Excerpted data:
>>>

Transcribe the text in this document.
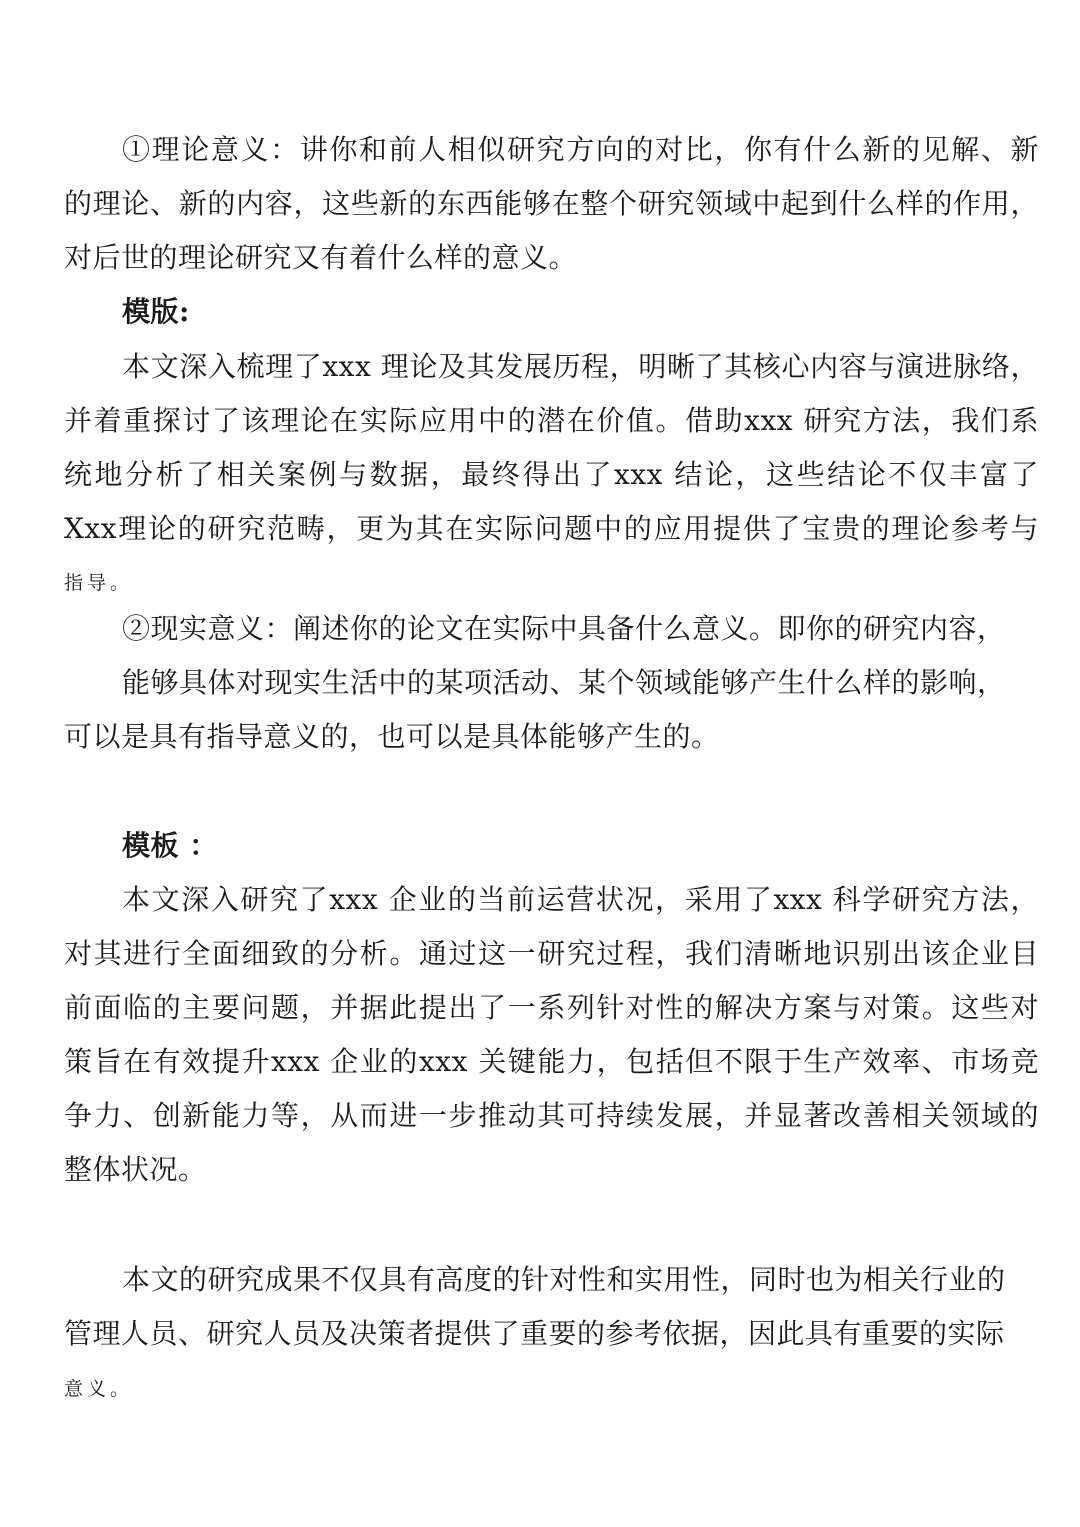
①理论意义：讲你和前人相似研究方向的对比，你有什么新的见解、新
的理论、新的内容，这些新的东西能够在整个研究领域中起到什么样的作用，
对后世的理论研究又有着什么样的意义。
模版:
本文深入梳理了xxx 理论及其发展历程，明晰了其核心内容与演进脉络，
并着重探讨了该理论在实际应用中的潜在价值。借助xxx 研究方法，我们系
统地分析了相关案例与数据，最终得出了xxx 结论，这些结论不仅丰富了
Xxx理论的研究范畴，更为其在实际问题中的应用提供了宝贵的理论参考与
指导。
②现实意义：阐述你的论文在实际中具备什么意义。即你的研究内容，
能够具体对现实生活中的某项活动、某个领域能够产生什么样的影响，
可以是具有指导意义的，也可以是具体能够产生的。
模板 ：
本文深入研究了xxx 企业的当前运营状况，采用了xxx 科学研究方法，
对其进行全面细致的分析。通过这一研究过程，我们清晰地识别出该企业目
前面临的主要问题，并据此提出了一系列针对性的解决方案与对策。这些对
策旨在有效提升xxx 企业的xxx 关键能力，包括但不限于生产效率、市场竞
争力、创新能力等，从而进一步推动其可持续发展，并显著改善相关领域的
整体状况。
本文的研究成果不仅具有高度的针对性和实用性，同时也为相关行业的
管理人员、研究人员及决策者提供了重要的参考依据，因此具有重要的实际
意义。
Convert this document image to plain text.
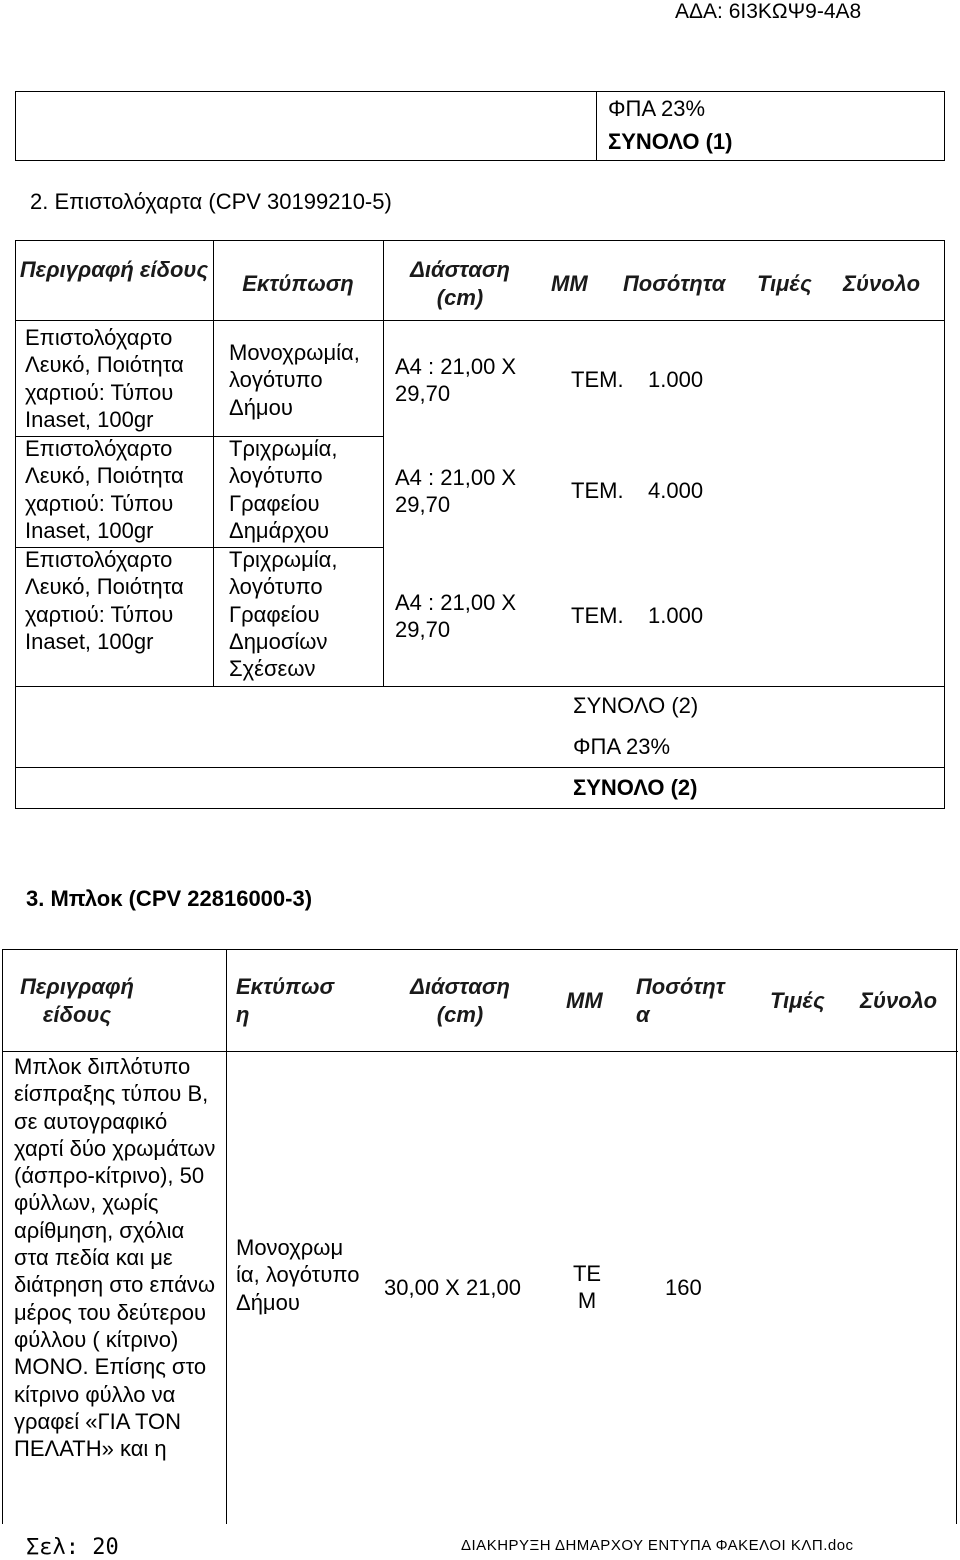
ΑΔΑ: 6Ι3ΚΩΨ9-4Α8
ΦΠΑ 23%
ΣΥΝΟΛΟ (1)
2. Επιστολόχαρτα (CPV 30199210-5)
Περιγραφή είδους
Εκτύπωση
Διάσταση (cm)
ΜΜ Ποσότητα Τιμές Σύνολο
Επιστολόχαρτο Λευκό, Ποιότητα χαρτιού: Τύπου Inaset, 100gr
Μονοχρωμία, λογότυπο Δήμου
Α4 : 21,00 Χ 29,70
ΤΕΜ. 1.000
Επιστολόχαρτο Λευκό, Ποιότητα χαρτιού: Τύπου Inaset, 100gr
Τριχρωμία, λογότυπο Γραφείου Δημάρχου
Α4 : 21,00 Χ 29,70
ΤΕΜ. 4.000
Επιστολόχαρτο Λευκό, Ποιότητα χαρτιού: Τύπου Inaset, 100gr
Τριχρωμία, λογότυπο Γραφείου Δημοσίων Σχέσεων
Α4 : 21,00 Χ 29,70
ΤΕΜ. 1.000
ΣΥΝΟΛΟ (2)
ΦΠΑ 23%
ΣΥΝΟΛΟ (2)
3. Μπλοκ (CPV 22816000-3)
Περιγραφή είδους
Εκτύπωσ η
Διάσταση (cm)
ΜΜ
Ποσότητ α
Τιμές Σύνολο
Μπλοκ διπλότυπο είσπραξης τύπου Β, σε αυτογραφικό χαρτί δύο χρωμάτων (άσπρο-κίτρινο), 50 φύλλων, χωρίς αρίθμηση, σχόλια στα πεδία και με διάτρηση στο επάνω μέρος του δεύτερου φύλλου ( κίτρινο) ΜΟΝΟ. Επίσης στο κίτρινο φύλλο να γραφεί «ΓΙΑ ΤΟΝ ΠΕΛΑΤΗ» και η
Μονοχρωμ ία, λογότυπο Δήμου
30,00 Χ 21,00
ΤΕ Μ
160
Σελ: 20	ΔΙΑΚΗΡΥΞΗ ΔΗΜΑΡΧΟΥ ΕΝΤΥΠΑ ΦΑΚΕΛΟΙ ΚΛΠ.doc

<<<

What you are asked to do: Retype everything in the material word for word, minus pictures.

Solution to the problem:
Transcribe the text in this document.
①理论意义：讲你和前人相似研究方向的对比，你有什么新的见解、新
的理论、新的内容，这些新的东西能够在整个研究领域中起到什么样的作用，
对后世的理论研究又有着什么样的意义。
模版:
本文深入梳理了xxx 理论及其发展历程，明晰了其核心内容与演进脉络，
并着重探讨了该理论在实际应用中的潜在价值。借助xxx 研究方法，我们系
统地分析了相关案例与数据，最终得出了xxx 结论，这些结论不仅丰富了
Xxx理论的研究范畴，更为其在实际问题中的应用提供了宝贵的理论参考与
指导。
②现实意义：阐述你的论文在实际中具备什么意义。即你的研究内容，
能够具体对现实生活中的某项活动、某个领域能够产生什么样的影响，
可以是具有指导意义的，也可以是具体能够产生的。
模板 ：
本文深入研究了xxx 企业的当前运营状况，采用了xxx 科学研究方法，
对其进行全面细致的分析。通过这一研究过程，我们清晰地识别出该企业目
前面临的主要问题，并据此提出了一系列针对性的解决方案与对策。这些对
策旨在有效提升xxx 企业的xxx 关键能力，包括但不限于生产效率、市场竞
争力、创新能力等，从而进一步推动其可持续发展，并显著改善相关领域的
整体状况。
本文的研究成果不仅具有高度的针对性和实用性，同时也为相关行业的
管理人员、研究人员及决策者提供了重要的参考依据，因此具有重要的实际
意义。
Convert this document image to plain text.
ΑΔΑ: 6Ι3ΚΩΨ9-4Α8
ΦΠΑ 23%
ΣΥΝΟΛΟ (1)
2. Επιστολόχαρτα (CPV 30199210-5)
Περιγραφή είδους
Εκτύπωση
Διάσταση (cm)
ΜΜ Ποσότητα Τιμές Σύνολο
Επιστολόχαρτο Λευκό, Ποιότητα χαρτιού: Τύπου Inaset, 100gr
Μονοχρωμία, λογότυπο Δήμου
Α4 : 21,00 Χ 29,70
ΤΕΜ. 1.000
Επιστολόχαρτο Λευκό, Ποιότητα χαρτιού: Τύπου Inaset, 100gr
Τριχρωμία, λογότυπο Γραφείου Δημάρχου
Α4 : 21,00 Χ 29,70
ΤΕΜ. 4.000
Επιστολόχαρτο Λευκό, Ποιότητα χαρτιού: Τύπου Inaset, 100gr
Τριχρωμία, λογότυπο Γραφείου Δημοσίων Σχέσεων
Α4 : 21,00 Χ 29,70
ΤΕΜ. 1.000
ΣΥΝΟΛΟ (2)
ΦΠΑ 23%
ΣΥΝΟΛΟ (2)
3. Μπλοκ (CPV 22816000-3)
Περιγραφή είδους
Εκτύπωσ η
Διάσταση (cm)
ΜΜ
Ποσότητ α
Τιμές Σύνολο
Μπλοκ διπλότυπο είσπραξης τύπου Β, σε αυτογραφικό χαρτί δύο χρωμάτων (άσπρο-κίτρινο), 50 φύλλων, χωρίς αρίθμηση, σχόλια στα πεδία και με διάτρηση στο επάνω μέρος του δεύτερου φύλλου ( κίτρινο) ΜΟΝΟ. Επίσης στο κίτρινο φύλλο να γραφεί «ΓΙΑ ΤΟΝ ΠΕΛΑΤΗ» και η
Μονοχρωμ ία, λογότυπο Δήμου
30,00 Χ 21,00
ΤΕ Μ
160
Σελ: 20	ΔΙΑΚΗΡΥΞΗ ΔΗΜΑΡΧΟΥ ΕΝΤΥΠΑ ΦΑΚΕΛΟΙ ΚΛΠ.doc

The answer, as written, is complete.